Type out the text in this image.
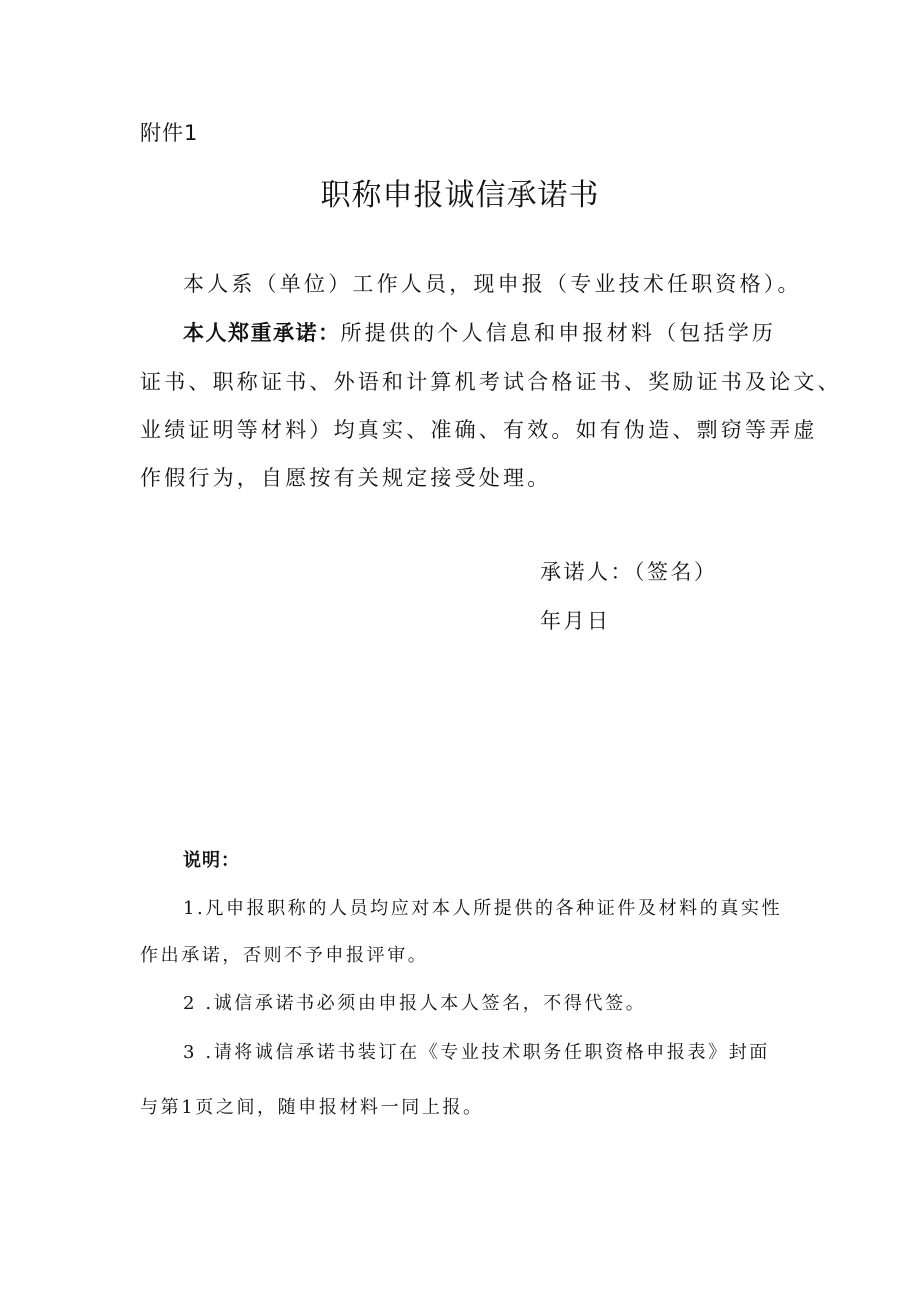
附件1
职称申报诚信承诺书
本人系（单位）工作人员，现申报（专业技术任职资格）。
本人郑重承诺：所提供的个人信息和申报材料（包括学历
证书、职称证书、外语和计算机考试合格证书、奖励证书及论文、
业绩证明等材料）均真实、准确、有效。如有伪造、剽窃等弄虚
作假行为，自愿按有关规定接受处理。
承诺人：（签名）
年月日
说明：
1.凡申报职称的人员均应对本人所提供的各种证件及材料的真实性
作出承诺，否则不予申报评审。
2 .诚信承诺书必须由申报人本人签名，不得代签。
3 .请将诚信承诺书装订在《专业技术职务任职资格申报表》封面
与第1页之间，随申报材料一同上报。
* * *
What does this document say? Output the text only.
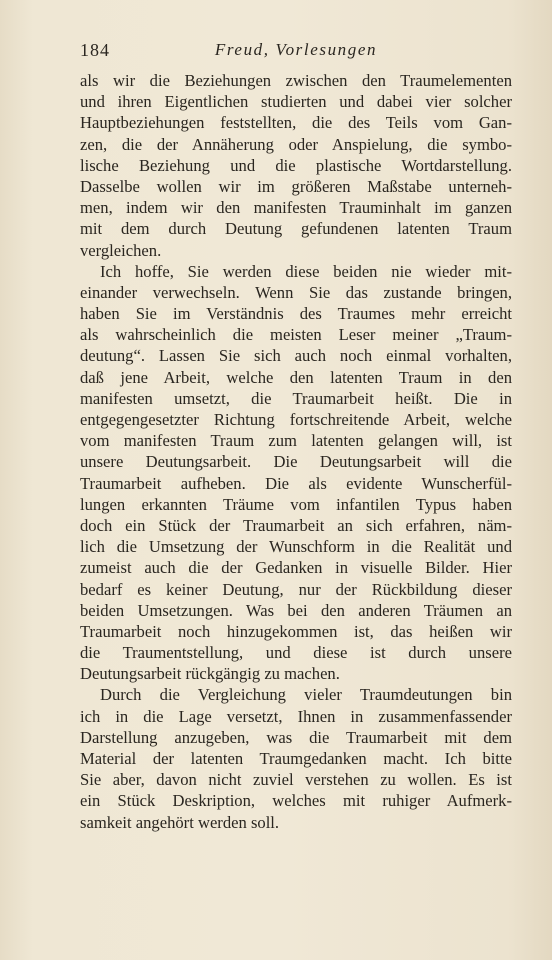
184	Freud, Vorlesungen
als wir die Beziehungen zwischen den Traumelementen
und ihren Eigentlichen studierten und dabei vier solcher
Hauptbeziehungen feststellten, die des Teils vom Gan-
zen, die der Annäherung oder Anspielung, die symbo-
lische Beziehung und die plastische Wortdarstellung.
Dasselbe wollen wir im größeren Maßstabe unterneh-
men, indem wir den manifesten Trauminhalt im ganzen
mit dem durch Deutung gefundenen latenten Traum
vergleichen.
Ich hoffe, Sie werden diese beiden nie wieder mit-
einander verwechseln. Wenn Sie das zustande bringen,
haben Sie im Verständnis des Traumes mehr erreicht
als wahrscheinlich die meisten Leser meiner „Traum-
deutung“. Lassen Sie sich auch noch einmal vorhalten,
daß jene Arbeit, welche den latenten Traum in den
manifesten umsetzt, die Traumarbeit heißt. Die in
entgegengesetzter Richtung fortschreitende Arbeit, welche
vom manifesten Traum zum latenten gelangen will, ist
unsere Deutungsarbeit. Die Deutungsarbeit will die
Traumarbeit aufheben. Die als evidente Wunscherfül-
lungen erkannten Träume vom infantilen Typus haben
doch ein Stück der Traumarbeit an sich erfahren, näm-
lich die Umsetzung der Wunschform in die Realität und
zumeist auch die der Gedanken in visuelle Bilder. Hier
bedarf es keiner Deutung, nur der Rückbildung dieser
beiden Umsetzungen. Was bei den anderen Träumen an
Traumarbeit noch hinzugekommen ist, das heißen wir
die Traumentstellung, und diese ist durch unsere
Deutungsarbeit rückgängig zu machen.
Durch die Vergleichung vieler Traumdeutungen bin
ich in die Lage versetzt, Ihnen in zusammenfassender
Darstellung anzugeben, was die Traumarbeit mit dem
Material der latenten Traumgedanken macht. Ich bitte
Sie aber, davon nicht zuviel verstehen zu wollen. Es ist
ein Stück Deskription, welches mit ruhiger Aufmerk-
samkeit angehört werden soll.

* _STATED PROBLEM_
From the entries, report each line that includes the word "will".

* _THE ANSWER_
vom manifesten Traum zum latenten gelangen will, ist
unsere Deutungsarbeit. Die Deutungsarbeit will die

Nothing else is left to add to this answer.